### [The exercise]
Of the lines in this listing, how many contain the word "Risetime"? Give the number and nothing else.

(Figure dataset records)
** start **
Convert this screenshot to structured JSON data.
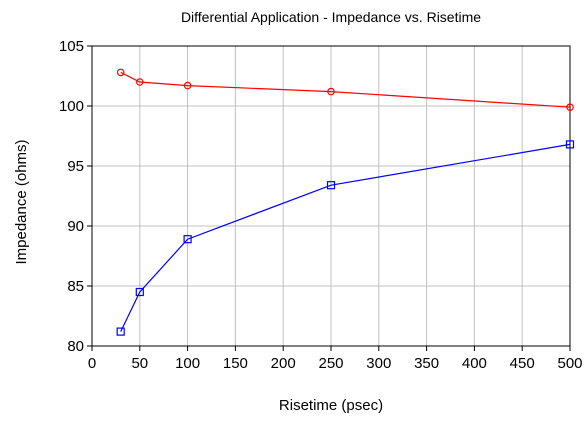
{
  "chart_data": {
    "type": "line",
    "title": "Differential Application - Impedance vs. Risetime",
    "xlabel": "Risetime (psec)",
    "ylabel": "Impedance (ohms)",
    "xlim": [
      0,
      500
    ],
    "ylim": [
      80,
      105
    ],
    "xticks": [
      0,
      50,
      100,
      150,
      200,
      250,
      300,
      350,
      400,
      450,
      500
    ],
    "yticks": [
      80,
      85,
      90,
      95,
      100,
      105
    ],
    "grid": true,
    "legend": "none",
    "series": [
      {
        "color": "#ff0000",
        "marker": "circle",
        "points": [
          {
            "x": 30,
            "y": 102.8
          },
          {
            "x": 50,
            "y": 102.0
          },
          {
            "x": 100,
            "y": 101.7
          },
          {
            "x": 250,
            "y": 101.2
          },
          {
            "x": 500,
            "y": 99.9
          }
        ]
      },
      {
        "color": "#0000ff",
        "marker": "square",
        "points": [
          {
            "x": 30,
            "y": 81.2
          },
          {
            "x": 50,
            "y": 84.5
          },
          {
            "x": 100,
            "y": 88.9
          },
          {
            "x": 250,
            "y": 93.4
          },
          {
            "x": 500,
            "y": 96.8
          }
        ]
      }
    ]
  }
}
** end **
### [Result]
2